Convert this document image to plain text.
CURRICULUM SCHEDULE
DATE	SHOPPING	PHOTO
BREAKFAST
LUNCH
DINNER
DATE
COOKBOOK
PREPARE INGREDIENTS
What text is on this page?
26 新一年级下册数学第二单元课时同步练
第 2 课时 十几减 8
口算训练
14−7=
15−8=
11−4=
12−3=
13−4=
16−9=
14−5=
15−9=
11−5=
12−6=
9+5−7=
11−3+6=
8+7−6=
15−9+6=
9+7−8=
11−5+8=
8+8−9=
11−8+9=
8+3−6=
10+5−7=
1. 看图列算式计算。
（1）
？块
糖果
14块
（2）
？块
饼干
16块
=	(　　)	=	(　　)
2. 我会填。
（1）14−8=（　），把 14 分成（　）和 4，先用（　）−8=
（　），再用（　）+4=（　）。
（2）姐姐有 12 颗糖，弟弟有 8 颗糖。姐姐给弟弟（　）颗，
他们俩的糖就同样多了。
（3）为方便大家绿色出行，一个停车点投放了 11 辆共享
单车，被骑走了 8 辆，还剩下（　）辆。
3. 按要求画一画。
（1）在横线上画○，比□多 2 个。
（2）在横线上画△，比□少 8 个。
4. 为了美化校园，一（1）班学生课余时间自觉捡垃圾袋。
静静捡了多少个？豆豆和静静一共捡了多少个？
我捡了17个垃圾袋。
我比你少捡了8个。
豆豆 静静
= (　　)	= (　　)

□ □ □ □

→ **Description of the task**: Each line of the material above must be retyped precisely.

→ **In response**:
Convert this document image to plain text.
CURRICULUM SCHEDULE
DATE	SHOPPING	PHOTO
BREAKFAST
LUNCH
DINNER
DATE
COOKBOOK
PREPARE INGREDIENTS
What text is on this page?
26 新一年级下册数学第二单元课时同步练
第 2 课时 十几减 8
口算训练
14−7=
15−8=
11−4=
12−3=
13−4=
16−9=
14−5=
15−9=
11−5=
12−6=
9+5−7=
11−3+6=
8+7−6=
15−9+6=
9+7−8=
11−5+8=
8+8−9=
11−8+9=
8+3−6=
10+5−7=
1. 看图列算式计算。
（1）
？块
糖果
14块
（2）
？块
饼干
16块
=	(　　)	=	(　　)
2. 我会填。
（1）14−8=（　），把 14 分成（　）和 4，先用（　）−8=
（　），再用（　）+4=（　）。
（2）姐姐有 12 颗糖，弟弟有 8 颗糖。姐姐给弟弟（　）颗，
他们俩的糖就同样多了。
（3）为方便大家绿色出行，一个停车点投放了 11 辆共享
单车，被骑走了 8 辆，还剩下（　）辆。
3. 按要求画一画。
（1）在横线上画○，比□多 2 个。
（2）在横线上画△，比□少 8 个。
4. 为了美化校园，一（1）班学生课余时间自觉捡垃圾袋。
静静捡了多少个？豆豆和静静一共捡了多少个？
我捡了17个垃圾袋。
我比你少捡了8个。
豆豆 静静
= (　　)	= (　　)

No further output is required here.